# GOAL:
The records should be repeated word for word, pictures excluded.
::::::::
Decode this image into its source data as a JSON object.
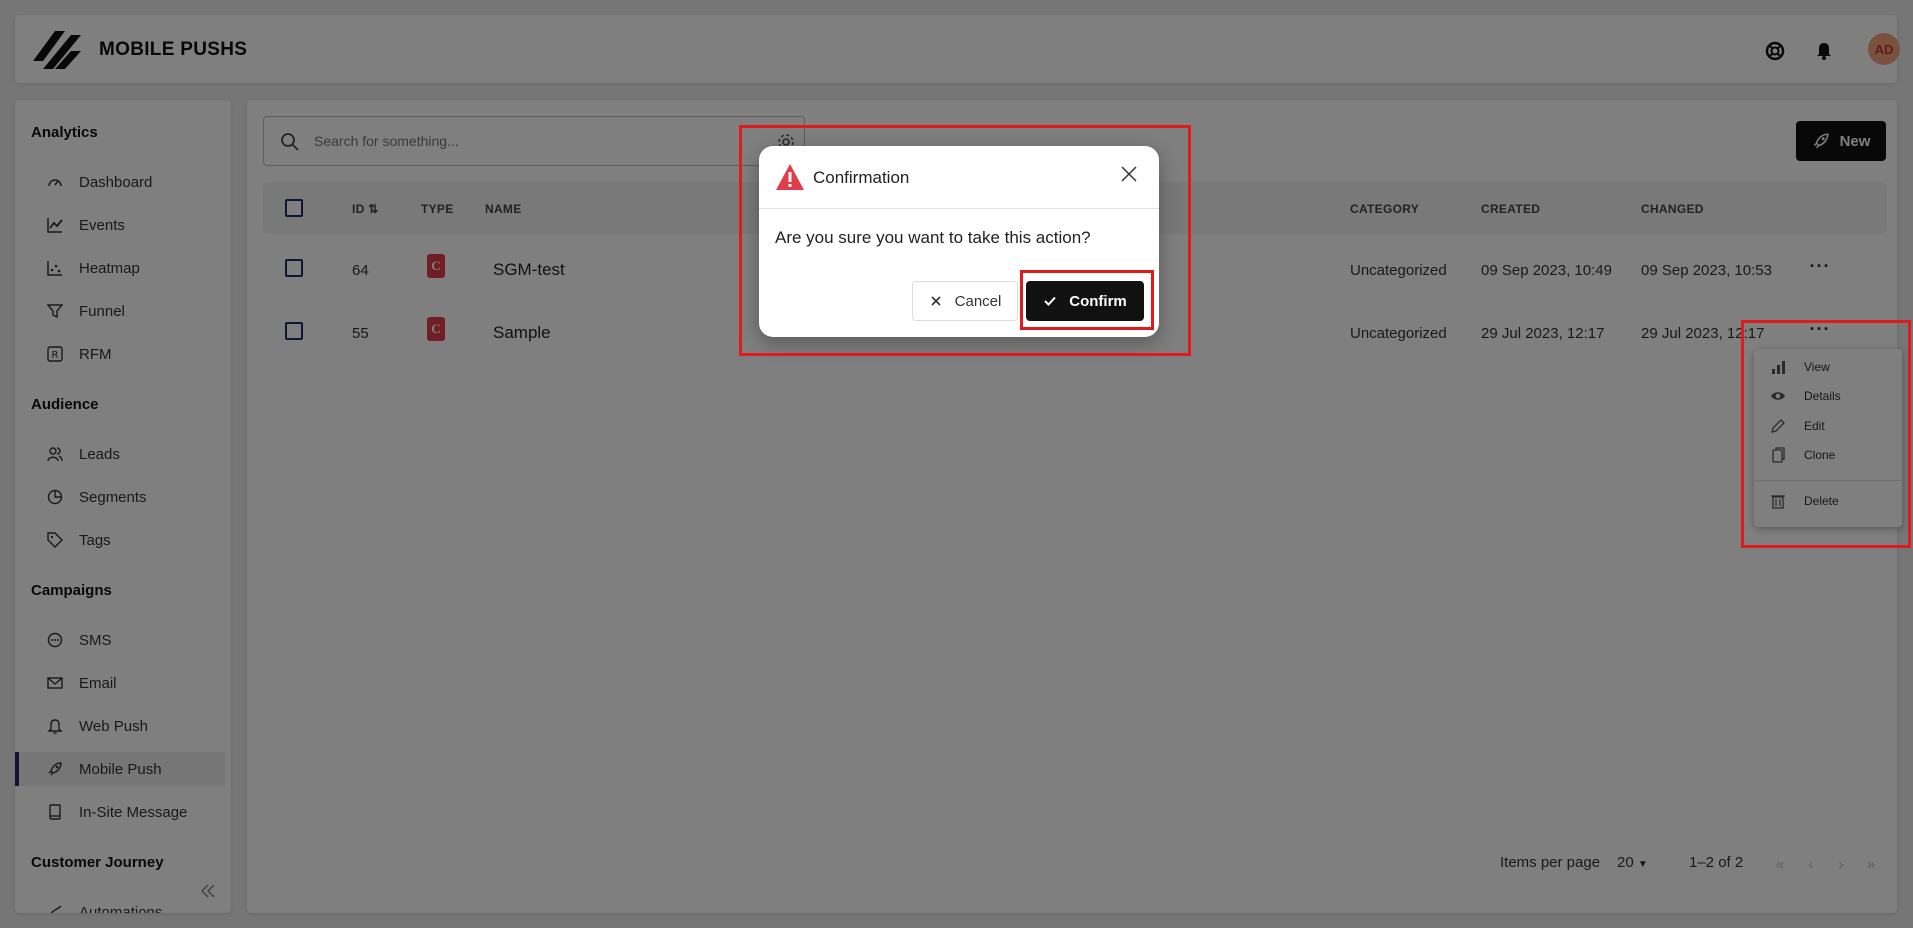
{
  "header": {
    "title": "MOBILE PUSHS",
    "icons": [
      "support-icon",
      "bell-icon"
    ],
    "avatar": "AD"
  },
  "sidebar": {
    "sections": [
      {
        "title": "Analytics",
        "items": [
          {
            "label": "Dashboard",
            "icon": "dashboard-icon"
          },
          {
            "label": "Events",
            "icon": "line-chart-icon"
          },
          {
            "label": "Heatmap",
            "icon": "scatter-chart-icon"
          },
          {
            "label": "Funnel",
            "icon": "funnel-icon"
          },
          {
            "label": "RFM",
            "icon": "rfm-icon"
          }
        ]
      },
      {
        "title": "Audience",
        "items": [
          {
            "label": "Leads",
            "icon": "users-icon"
          },
          {
            "label": "Segments",
            "icon": "pie-chart-icon"
          },
          {
            "label": "Tags",
            "icon": "tag-icon"
          }
        ]
      },
      {
        "title": "Campaigns",
        "items": [
          {
            "label": "SMS",
            "icon": "chat-icon"
          },
          {
            "label": "Email",
            "icon": "mail-icon"
          },
          {
            "label": "Web Push",
            "icon": "bell-icon"
          },
          {
            "label": "Mobile Push",
            "icon": "rocket-icon",
            "active": true
          },
          {
            "label": "In-Site Message",
            "icon": "tablet-icon"
          }
        ]
      },
      {
        "title": "Customer Journey",
        "items": [
          {
            "label": "Automations",
            "icon": "automation-icon"
          }
        ]
      }
    ]
  },
  "search": {
    "placeholder": "Search for something..."
  },
  "toolbar": {
    "new_label": "New"
  },
  "table": {
    "columns": [
      "ID",
      "TYPE",
      "NAME",
      "CATEGORY",
      "CREATED",
      "CHANGED"
    ],
    "rows": [
      {
        "id": "64",
        "type": "C",
        "name": "SGM-test",
        "category": "Uncategorized",
        "created": "09 Sep 2023, 10:49",
        "changed": "09 Sep 2023, 10:53"
      },
      {
        "id": "55",
        "type": "C",
        "name": "Sample",
        "category": "Uncategorized",
        "created": "29 Jul 2023, 12:17",
        "changed": "29 Jul 2023, 12:17"
      }
    ]
  },
  "pagination": {
    "items_per_page_label": "Items per page",
    "page_size": "20",
    "range": "1–2 of 2"
  },
  "context_menu": {
    "items": [
      {
        "label": "View",
        "icon": "bar-chart-icon"
      },
      {
        "label": "Details",
        "icon": "eye-icon"
      },
      {
        "label": "Edit",
        "icon": "pencil-icon"
      },
      {
        "label": "Clone",
        "icon": "copy-icon"
      },
      {
        "label": "Delete",
        "icon": "trash-icon"
      }
    ]
  },
  "dialog": {
    "title": "Confirmation",
    "message": "Are you sure you want to take this action?",
    "cancel_label": "Cancel",
    "confirm_label": "Confirm"
  },
  "colors": {
    "accent": "#1c2d6b",
    "warning": "#e23b4a",
    "annotation": "#e01b1b"
  }
}
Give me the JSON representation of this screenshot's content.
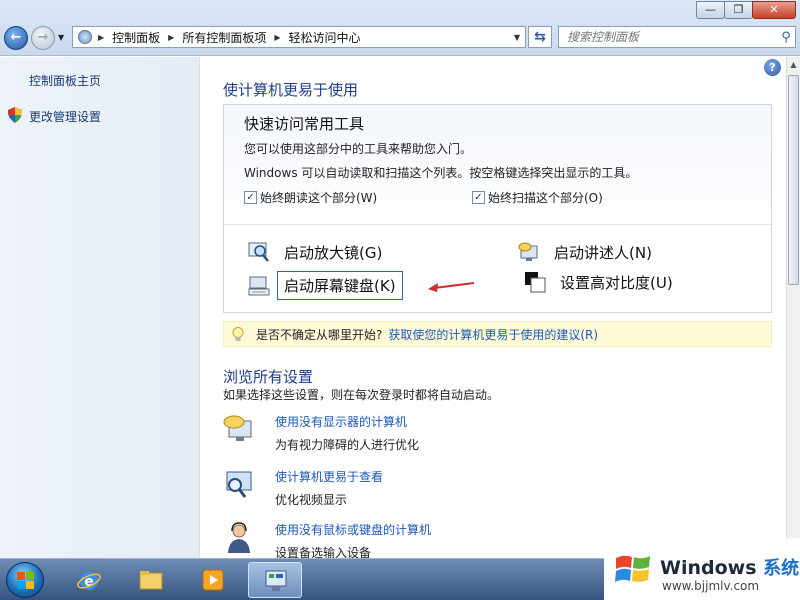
{
  "window": {
    "minimize_glyph": "—",
    "maximize_glyph": "❐",
    "close_glyph": "✕"
  },
  "address_bar": {
    "crumbs": [
      "控制面板",
      "所有控制面板项",
      "轻松访问中心"
    ],
    "search_placeholder": "搜索控制面板"
  },
  "sidebar": {
    "home_link": "控制面板主页",
    "admin_link": "更改管理设置"
  },
  "main": {
    "title": "使计算机更易于使用",
    "quick": {
      "heading": "快速访问常用工具",
      "line1": "您可以使用这部分中的工具来帮助您入门。",
      "line2": "Windows 可以自动读取和扫描这个列表。按空格键选择突出显示的工具。",
      "checkbox_read": "始终朗读这个部分(W)",
      "checkbox_scan": "始终扫描这个部分(O)",
      "tools": {
        "magnifier": "启动放大镜(G)",
        "narrator": "启动讲述人(N)",
        "osk": "启动屏幕键盘(K)",
        "contrast": "设置高对比度(U)"
      }
    },
    "tip": {
      "text": "是否不确定从哪里开始?",
      "link": "获取使您的计算机更易于使用的建议(R)"
    },
    "browse": {
      "title": "浏览所有设置",
      "subtitle": "如果选择这些设置，则在每次登录时都将自动启动。",
      "options": [
        {
          "link": "使用没有显示器的计算机",
          "desc": "为有视力障碍的人进行优化"
        },
        {
          "link": "使计算机更易于查看",
          "desc": "优化视频显示"
        },
        {
          "link": "使用没有鼠标或键盘的计算机",
          "desc": "设置备选输入设备"
        }
      ]
    }
  },
  "taskbar": {
    "apps": [
      "start-orb",
      "internet-explorer-icon",
      "explorer-folder-icon",
      "media-player-icon",
      "control-panel-icon"
    ]
  },
  "watermark": {
    "brand": "Windows",
    "brand_cn": "系统之家",
    "url": "www.bjjmlv.com"
  },
  "colors": {
    "link": "#1a58b8",
    "heading": "#1e3d8f",
    "annotation_arrow": "#d22a2a"
  }
}
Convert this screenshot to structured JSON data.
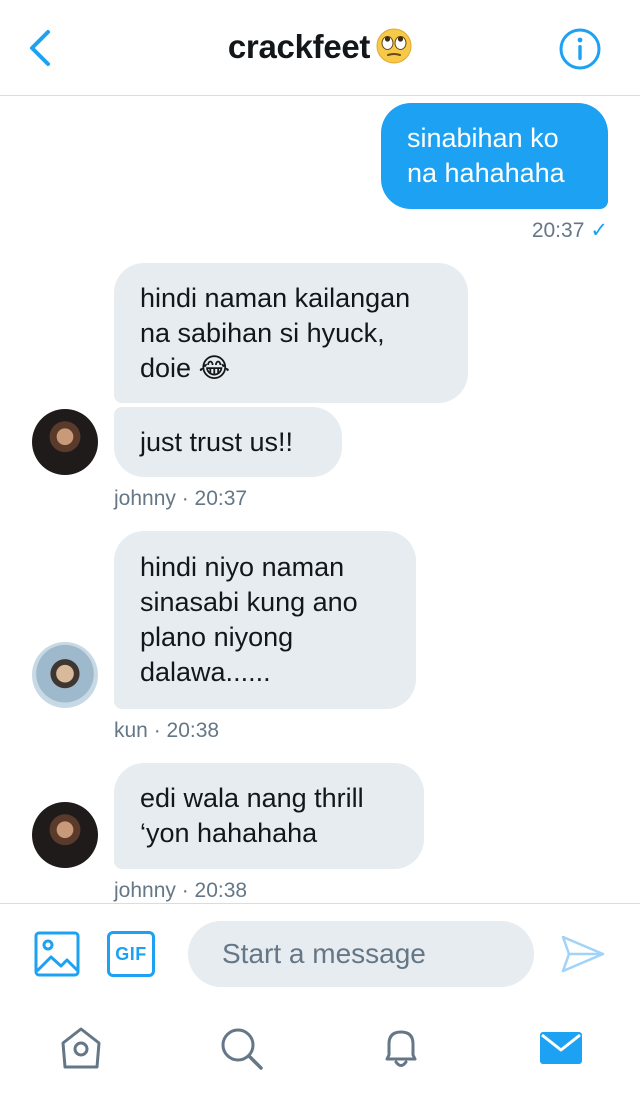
{
  "header": {
    "title": "crackfeet",
    "title_emoji": "face-with-rolling-eyes"
  },
  "messages": [
    {
      "direction": "out",
      "lines": [
        "sinabihan ko",
        "na hahahaha"
      ],
      "time": "20:37",
      "status": "✓"
    },
    {
      "direction": "in",
      "lines": [
        "hindi naman kailangan",
        "na sabihan si hyuck,",
        "doie 😂"
      ]
    },
    {
      "direction": "in",
      "lines": [
        "just trust us!!"
      ],
      "meta": "johnny · 20:37"
    },
    {
      "direction": "in",
      "lines": [
        "hindi niyo naman",
        "sinasabi kung ano",
        "plano niyong",
        "dalawa......"
      ],
      "meta": "kun · 20:38"
    },
    {
      "direction": "in",
      "lines": [
        "edi wala nang thrill",
        "‘yon hahahaha"
      ],
      "meta": "johnny · 20:38"
    }
  ],
  "composer": {
    "placeholder": "Start a message",
    "gif_label": "GIF"
  },
  "tabs": [
    {
      "icon": "home-icon",
      "active": false
    },
    {
      "icon": "search-icon",
      "active": false
    },
    {
      "icon": "bell-icon",
      "active": false
    },
    {
      "icon": "mail-icon",
      "active": true
    }
  ],
  "colors": {
    "accent": "#1da1f2",
    "bubble_in": "#e6ecf0",
    "meta_text": "#657786",
    "icon_gray": "#657786"
  }
}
::::::::
# RESULT BELOW:
Decode this image into its source data as a JSON object.
{
  "header": {
    "title": "MOBILE PUSHS",
    "icons": [
      "support-icon",
      "bell-icon"
    ],
    "avatar": "AD"
  },
  "sidebar": {
    "sections": [
      {
        "title": "Analytics",
        "items": [
          {
            "label": "Dashboard",
            "icon": "dashboard-icon"
          },
          {
            "label": "Events",
            "icon": "line-chart-icon"
          },
          {
            "label": "Heatmap",
            "icon": "scatter-chart-icon"
          },
          {
            "label": "Funnel",
            "icon": "funnel-icon"
          },
          {
            "label": "RFM",
            "icon": "rfm-icon"
          }
        ]
      },
      {
        "title": "Audience",
        "items": [
          {
            "label": "Leads",
            "icon": "users-icon"
          },
          {
            "label": "Segments",
            "icon": "pie-chart-icon"
          },
          {
            "label": "Tags",
            "icon": "tag-icon"
          }
        ]
      },
      {
        "title": "Campaigns",
        "items": [
          {
            "label": "SMS",
            "icon": "chat-icon"
          },
          {
            "label": "Email",
            "icon": "mail-icon"
          },
          {
            "label": "Web Push",
            "icon": "bell-icon"
          },
          {
            "label": "Mobile Push",
            "icon": "rocket-icon",
            "active": true
          },
          {
            "label": "In-Site Message",
            "icon": "tablet-icon"
          }
        ]
      },
      {
        "title": "Customer Journey",
        "items": [
          {
            "label": "Automations",
            "icon": "automation-icon"
          }
        ]
      }
    ]
  },
  "search": {
    "placeholder": "Search for something..."
  },
  "toolbar": {
    "new_label": "New"
  },
  "table": {
    "columns": [
      "ID",
      "TYPE",
      "NAME",
      "CATEGORY",
      "CREATED",
      "CHANGED"
    ],
    "rows": [
      {
        "id": "64",
        "type": "C",
        "name": "SGM-test",
        "category": "Uncategorized",
        "created": "09 Sep 2023, 10:49",
        "changed": "09 Sep 2023, 10:53"
      },
      {
        "id": "55",
        "type": "C",
        "name": "Sample",
        "category": "Uncategorized",
        "created": "29 Jul 2023, 12:17",
        "changed": "29 Jul 2023, 12:17"
      }
    ]
  },
  "pagination": {
    "items_per_page_label": "Items per page",
    "page_size": "20",
    "range": "1–2 of 2"
  },
  "context_menu": {
    "items": [
      {
        "label": "View",
        "icon": "bar-chart-icon"
      },
      {
        "label": "Details",
        "icon": "eye-icon"
      },
      {
        "label": "Edit",
        "icon": "pencil-icon"
      },
      {
        "label": "Clone",
        "icon": "copy-icon"
      },
      {
        "label": "Delete",
        "icon": "trash-icon"
      }
    ]
  },
  "dialog": {
    "title": "Confirmation",
    "message": "Are you sure you want to take this action?",
    "cancel_label": "Cancel",
    "confirm_label": "Confirm"
  },
  "colors": {
    "accent": "#1c2d6b",
    "warning": "#e23b4a",
    "annotation": "#e01b1b"
  }
}
Give me the JSON representation of this screenshot's content.
{
  "window": {
    "minimize_glyph": "—",
    "maximize_glyph": "❐",
    "close_glyph": "✕"
  },
  "address_bar": {
    "crumbs": [
      "控制面板",
      "所有控制面板项",
      "轻松访问中心"
    ],
    "search_placeholder": "搜索控制面板"
  },
  "sidebar": {
    "home_link": "控制面板主页",
    "admin_link": "更改管理设置"
  },
  "main": {
    "title": "使计算机更易于使用",
    "quick": {
      "heading": "快速访问常用工具",
      "line1": "您可以使用这部分中的工具来帮助您入门。",
      "line2": "Windows 可以自动读取和扫描这个列表。按空格键选择突出显示的工具。",
      "checkbox_read": "始终朗读这个部分(W)",
      "checkbox_scan": "始终扫描这个部分(O)",
      "tools": {
        "magnifier": "启动放大镜(G)",
        "narrator": "启动讲述人(N)",
        "osk": "启动屏幕键盘(K)",
        "contrast": "设置高对比度(U)"
      }
    },
    "tip": {
      "text": "是否不确定从哪里开始?",
      "link": "获取使您的计算机更易于使用的建议(R)"
    },
    "browse": {
      "title": "浏览所有设置",
      "subtitle": "如果选择这些设置，则在每次登录时都将自动启动。",
      "options": [
        {
          "link": "使用没有显示器的计算机",
          "desc": "为有视力障碍的人进行优化"
        },
        {
          "link": "使计算机更易于查看",
          "desc": "优化视频显示"
        },
        {
          "link": "使用没有鼠标或键盘的计算机",
          "desc": "设置备选输入设备"
        }
      ]
    }
  },
  "taskbar": {
    "apps": [
      "start-orb",
      "internet-explorer-icon",
      "explorer-folder-icon",
      "media-player-icon",
      "control-panel-icon"
    ]
  },
  "watermark": {
    "brand": "Windows",
    "brand_cn": "系统之家",
    "url": "www.bjjmlv.com"
  },
  "colors": {
    "link": "#1a58b8",
    "heading": "#1e3d8f",
    "annotation_arrow": "#d22a2a"
  }
}
Convert this screenshot to structured JSON data.
{
  "header": {
    "title": "crackfeet",
    "title_emoji": "face-with-rolling-eyes"
  },
  "messages": [
    {
      "direction": "out",
      "lines": [
        "sinabihan ko",
        "na hahahaha"
      ],
      "time": "20:37",
      "status": "✓"
    },
    {
      "direction": "in",
      "lines": [
        "hindi naman kailangan",
        "na sabihan si hyuck,",
        "doie 😂"
      ]
    },
    {
      "direction": "in",
      "lines": [
        "just trust us!!"
      ],
      "meta": "johnny · 20:37"
    },
    {
      "direction": "in",
      "lines": [
        "hindi niyo naman",
        "sinasabi kung ano",
        "plano niyong",
        "dalawa......"
      ],
      "meta": "kun · 20:38"
    },
    {
      "direction": "in",
      "lines": [
        "edi wala nang thrill",
        "‘yon hahahaha"
      ],
      "meta": "johnny · 20:38"
    }
  ],
  "composer": {
    "placeholder": "Start a message",
    "gif_label": "GIF"
  },
  "tabs": [
    {
      "icon": "home-icon",
      "active": false
    },
    {
      "icon": "search-icon",
      "active": false
    },
    {
      "icon": "bell-icon",
      "active": false
    },
    {
      "icon": "mail-icon",
      "active": true
    }
  ],
  "colors": {
    "accent": "#1da1f2",
    "bubble_in": "#e6ecf0",
    "meta_text": "#657786",
    "icon_gray": "#657786"
  }
}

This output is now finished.